# [Work to be completed]
Copy every entry word for word. Skip the pictures.

Dataset items:
+===+
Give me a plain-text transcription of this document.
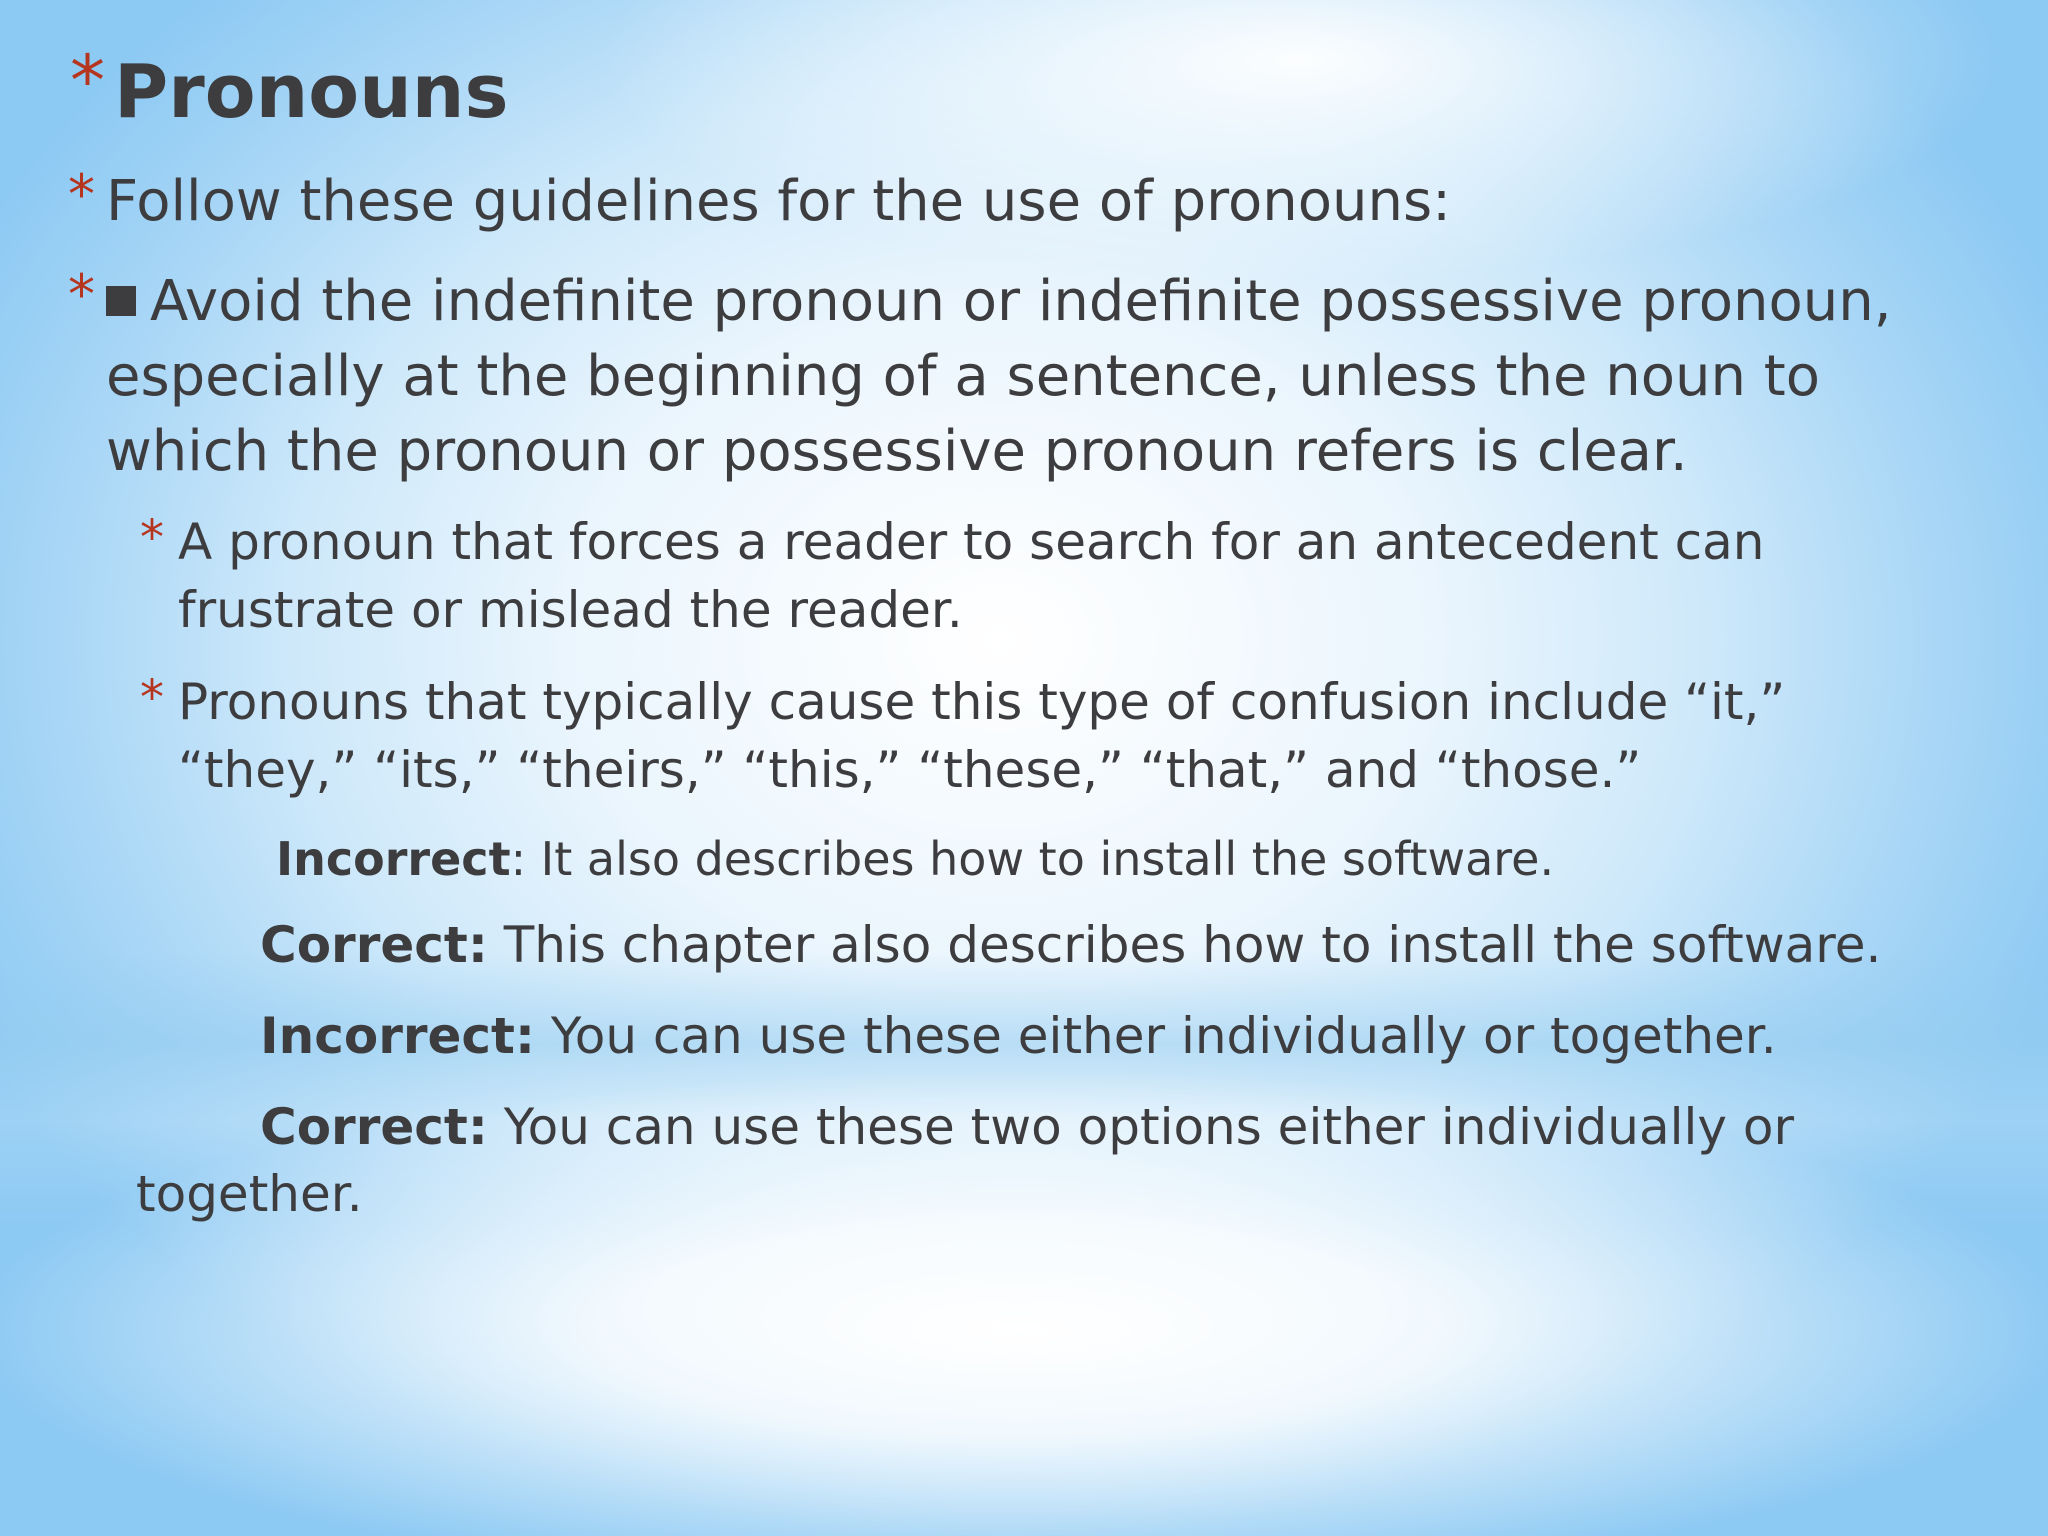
* Pronouns
* Follow these guidelines for the use of pronouns:
* Avoid the indefinite pronoun or indefinite possessive pronoun, especially at the beginning of a sentence, unless the noun to which the pronoun or possessive pronoun refers is clear.
* A pronoun that forces a reader to search for an antecedent can frustrate or mislead the reader.
* Pronouns that typically cause this type of confusion include “it,” “they,” “its,” “theirs,” “this,” “these,” “that,” and “those.”
Incorrect: It also describes how to install the software.
Correct: This chapter also describes how to install the software.
Incorrect: You can use these either individually or together.
Correct: You can use these two options either individually or
together.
+===+
# [Answer to the problem]
Give me a plain-text transcription of this document.
* Pronouns
* Follow these guidelines for the use of pronouns:
* Avoid the indefinite pronoun or indefinite possessive pronoun, especially at the beginning of a sentence, unless the noun to which the pronoun or possessive pronoun refers is clear.
* A pronoun that forces a reader to search for an antecedent can frustrate or mislead the reader.
* Pronouns that typically cause this type of confusion include “it,” “they,” “its,” “theirs,” “this,” “these,” “that,” and “those.”
Incorrect: It also describes how to install the software.
Correct: This chapter also describes how to install the software.
Incorrect: You can use these either individually or together.
Correct: You can use these two options either individually or
together.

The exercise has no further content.